Items from a figure collection:
[Begin]

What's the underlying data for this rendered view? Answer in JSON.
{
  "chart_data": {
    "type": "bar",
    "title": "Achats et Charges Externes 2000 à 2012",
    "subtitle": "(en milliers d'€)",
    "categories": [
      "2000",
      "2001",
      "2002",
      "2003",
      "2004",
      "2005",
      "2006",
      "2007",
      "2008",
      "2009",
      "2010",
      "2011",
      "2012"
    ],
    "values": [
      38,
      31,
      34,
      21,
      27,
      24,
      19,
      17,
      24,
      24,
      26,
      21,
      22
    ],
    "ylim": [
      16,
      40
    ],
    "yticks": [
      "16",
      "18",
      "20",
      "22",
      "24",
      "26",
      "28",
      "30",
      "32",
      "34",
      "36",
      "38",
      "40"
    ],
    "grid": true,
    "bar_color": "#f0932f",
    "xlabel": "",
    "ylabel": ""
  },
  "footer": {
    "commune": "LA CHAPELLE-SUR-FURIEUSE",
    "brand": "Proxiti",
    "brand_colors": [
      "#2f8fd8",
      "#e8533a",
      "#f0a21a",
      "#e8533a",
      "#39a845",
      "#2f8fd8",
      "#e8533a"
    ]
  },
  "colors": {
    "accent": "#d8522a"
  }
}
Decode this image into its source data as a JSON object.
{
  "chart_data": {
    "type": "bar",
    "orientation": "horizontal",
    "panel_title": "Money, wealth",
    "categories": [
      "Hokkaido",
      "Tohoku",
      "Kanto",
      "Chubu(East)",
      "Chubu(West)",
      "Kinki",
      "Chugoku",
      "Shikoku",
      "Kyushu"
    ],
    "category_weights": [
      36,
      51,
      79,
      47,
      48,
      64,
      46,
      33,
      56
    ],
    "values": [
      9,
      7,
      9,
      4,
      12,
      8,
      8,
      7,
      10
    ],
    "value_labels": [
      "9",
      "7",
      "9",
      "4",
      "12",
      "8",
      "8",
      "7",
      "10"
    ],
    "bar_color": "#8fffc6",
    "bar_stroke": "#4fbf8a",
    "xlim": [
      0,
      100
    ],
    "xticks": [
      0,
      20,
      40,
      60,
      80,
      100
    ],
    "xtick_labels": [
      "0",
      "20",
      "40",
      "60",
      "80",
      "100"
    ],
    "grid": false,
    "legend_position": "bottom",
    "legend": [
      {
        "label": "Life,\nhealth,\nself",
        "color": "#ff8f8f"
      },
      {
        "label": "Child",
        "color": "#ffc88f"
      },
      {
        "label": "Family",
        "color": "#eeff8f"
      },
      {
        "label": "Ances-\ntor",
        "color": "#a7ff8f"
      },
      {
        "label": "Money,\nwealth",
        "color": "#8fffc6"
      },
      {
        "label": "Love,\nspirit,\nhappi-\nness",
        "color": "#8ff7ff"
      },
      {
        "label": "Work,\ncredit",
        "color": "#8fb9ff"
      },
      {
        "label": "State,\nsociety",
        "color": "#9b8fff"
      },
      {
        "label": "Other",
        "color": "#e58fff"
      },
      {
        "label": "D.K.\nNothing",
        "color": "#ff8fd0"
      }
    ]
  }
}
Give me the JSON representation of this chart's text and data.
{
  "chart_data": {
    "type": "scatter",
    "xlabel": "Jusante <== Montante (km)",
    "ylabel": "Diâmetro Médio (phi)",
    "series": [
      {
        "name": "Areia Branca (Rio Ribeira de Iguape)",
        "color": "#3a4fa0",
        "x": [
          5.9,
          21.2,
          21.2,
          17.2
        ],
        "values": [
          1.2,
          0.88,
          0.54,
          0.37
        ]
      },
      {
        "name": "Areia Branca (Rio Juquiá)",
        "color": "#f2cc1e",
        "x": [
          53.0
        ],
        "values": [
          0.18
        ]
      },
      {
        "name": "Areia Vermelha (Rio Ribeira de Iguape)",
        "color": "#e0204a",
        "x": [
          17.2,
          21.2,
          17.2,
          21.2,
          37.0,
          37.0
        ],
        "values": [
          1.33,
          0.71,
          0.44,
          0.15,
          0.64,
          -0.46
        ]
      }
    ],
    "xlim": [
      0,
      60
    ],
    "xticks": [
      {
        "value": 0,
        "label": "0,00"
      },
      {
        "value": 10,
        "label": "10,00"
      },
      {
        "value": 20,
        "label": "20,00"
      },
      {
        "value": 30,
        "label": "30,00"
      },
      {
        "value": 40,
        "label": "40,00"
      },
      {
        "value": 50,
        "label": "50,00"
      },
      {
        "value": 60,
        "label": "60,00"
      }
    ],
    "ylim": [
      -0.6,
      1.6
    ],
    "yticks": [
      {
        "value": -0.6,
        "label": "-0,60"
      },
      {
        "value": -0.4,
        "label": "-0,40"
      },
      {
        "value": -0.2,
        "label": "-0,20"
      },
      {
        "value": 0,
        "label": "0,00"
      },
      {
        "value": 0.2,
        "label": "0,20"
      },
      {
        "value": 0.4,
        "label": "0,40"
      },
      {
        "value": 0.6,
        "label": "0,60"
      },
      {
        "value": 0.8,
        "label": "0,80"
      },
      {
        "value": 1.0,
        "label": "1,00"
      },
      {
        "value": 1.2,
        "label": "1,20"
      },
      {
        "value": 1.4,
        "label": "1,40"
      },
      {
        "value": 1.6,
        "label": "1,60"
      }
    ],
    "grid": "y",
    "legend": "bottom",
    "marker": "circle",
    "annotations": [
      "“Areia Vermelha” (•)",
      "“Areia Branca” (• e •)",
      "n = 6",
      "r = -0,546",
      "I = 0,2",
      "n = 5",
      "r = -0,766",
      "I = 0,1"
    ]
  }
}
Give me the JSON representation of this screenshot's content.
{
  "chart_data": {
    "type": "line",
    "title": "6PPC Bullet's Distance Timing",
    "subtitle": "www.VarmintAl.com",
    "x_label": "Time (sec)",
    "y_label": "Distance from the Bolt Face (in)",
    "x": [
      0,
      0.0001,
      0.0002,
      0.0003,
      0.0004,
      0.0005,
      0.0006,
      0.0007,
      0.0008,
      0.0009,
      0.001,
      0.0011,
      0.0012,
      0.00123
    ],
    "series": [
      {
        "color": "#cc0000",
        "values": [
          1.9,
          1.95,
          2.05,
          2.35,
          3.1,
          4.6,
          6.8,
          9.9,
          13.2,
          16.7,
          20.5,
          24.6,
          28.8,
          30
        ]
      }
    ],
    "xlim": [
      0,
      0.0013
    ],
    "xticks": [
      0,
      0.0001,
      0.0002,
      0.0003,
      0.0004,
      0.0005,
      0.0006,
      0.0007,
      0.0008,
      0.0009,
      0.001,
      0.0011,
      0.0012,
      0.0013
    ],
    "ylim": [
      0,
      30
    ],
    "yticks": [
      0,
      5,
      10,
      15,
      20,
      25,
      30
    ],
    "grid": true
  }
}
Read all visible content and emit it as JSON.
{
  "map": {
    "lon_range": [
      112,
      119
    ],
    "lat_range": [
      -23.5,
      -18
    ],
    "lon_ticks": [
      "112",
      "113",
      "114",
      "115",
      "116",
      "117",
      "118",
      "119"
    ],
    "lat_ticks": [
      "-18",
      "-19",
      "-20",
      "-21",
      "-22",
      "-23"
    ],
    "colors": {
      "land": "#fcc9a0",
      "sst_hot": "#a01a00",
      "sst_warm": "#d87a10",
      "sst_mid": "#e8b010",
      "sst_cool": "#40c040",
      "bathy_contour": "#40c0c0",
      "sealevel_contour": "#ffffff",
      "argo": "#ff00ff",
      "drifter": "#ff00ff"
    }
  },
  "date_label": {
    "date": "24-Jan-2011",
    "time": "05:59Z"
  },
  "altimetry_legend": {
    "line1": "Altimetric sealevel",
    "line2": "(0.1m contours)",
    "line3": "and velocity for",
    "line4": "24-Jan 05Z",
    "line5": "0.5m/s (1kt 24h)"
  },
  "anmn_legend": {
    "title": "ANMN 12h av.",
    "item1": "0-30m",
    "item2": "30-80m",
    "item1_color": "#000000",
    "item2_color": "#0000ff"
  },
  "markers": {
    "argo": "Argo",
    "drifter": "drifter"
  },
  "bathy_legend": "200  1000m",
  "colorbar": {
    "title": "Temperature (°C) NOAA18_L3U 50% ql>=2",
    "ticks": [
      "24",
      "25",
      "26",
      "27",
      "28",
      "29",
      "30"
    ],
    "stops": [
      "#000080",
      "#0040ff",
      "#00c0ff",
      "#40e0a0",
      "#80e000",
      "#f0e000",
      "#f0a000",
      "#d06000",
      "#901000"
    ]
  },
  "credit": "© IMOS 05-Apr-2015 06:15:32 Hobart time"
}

[End]

What is the number of lines in the records above that include the word "Money"? Reply with that number and nothing more.

# [Reply]
2